-- EXCERPTED PASSAGE --
An essential piece of analysis of large data is efficient summarization: computing aggregations like ``sum()``, ``mean()``, ``median()``, ``min()``, and ``max()``, in which a single number gives insight into the nature of a potentially large dataset.
In this section, we'll explore aggregations in Pandas, from simple operations akin to what we've seen on NumPy arrays, to more sophisticated operations based on the concept of a ``groupby``.

For convenience, we'll use the same ``display`` magic function that we've seen in previous sections:

In [1]:
import numpy as np
import pandas as pd

class display(object):
    """Display HTML representation of multiple objects"""
    template = """<div style="float: left; padding: 10px;">
    <p style='font-family:"Courier New", Courier, monospace'>{0}</p>{1}
    </div>"""
    def __init__(self, *args):
        self.args = args
        
    def _repr_html_(self):
        return '\n'.join(self.template.format(a, eval(a)._repr_html_())
                         for a in self.args)
    
    def __repr__(self):
        return '\n\n'.join(a + '\n' + repr(eval(a))

-- SUPPLIED MATERIAL --
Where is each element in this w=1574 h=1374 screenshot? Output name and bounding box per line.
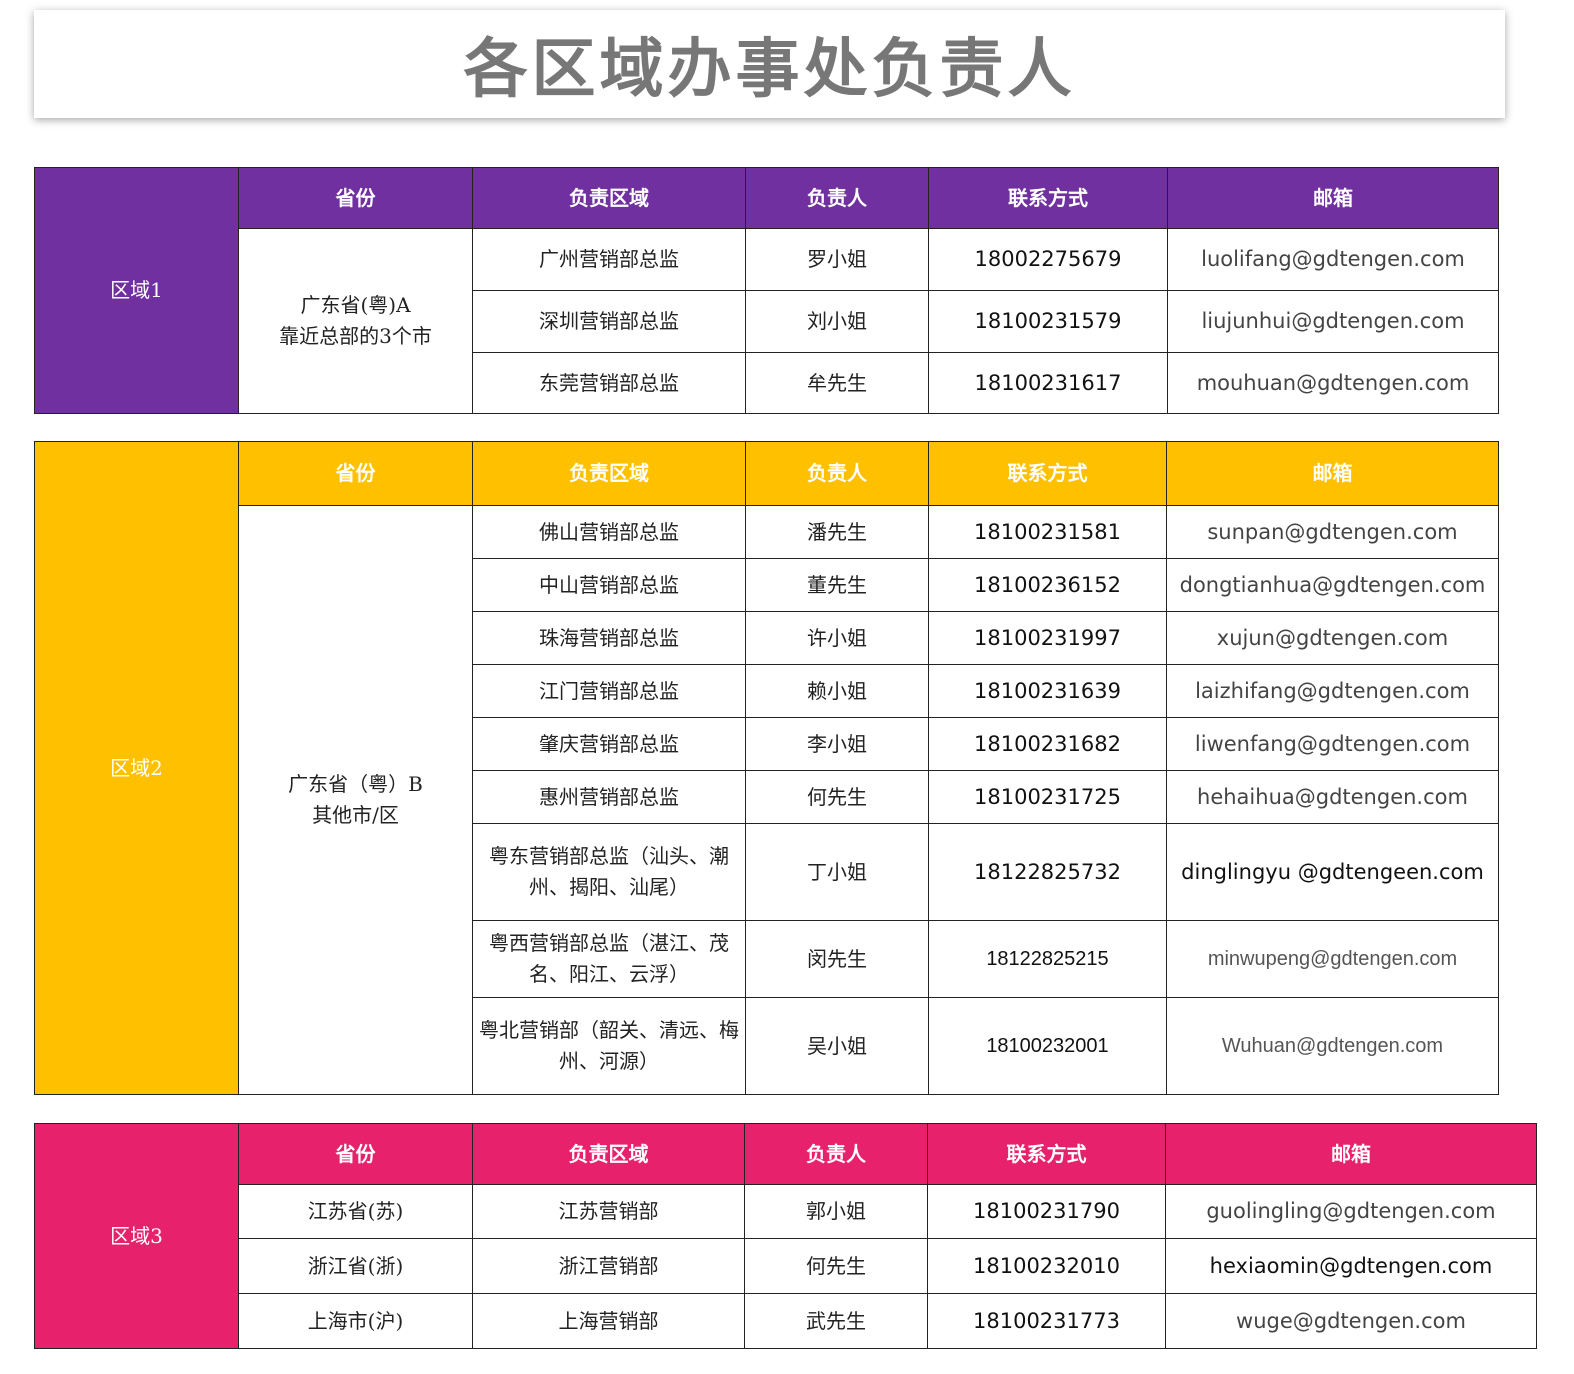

-- DIRECTIONS FOR THIS TASK --
Can you copy everything in the Pandas aggregations passage from "An essential piece" down to "potentially large dataset.", switching "efficient summarization" to "fast summarization"? These lines have no connection to the passage on Pandas aggregations.

-- TASK OUTPUT --
An essential piece of analysis of large data is fast summarization: computing aggregations like ``sum()``, ``mean()``, ``median()``, ``min()``, and ``max()``, in which a single number gives insight into the nature of a potentially large dataset.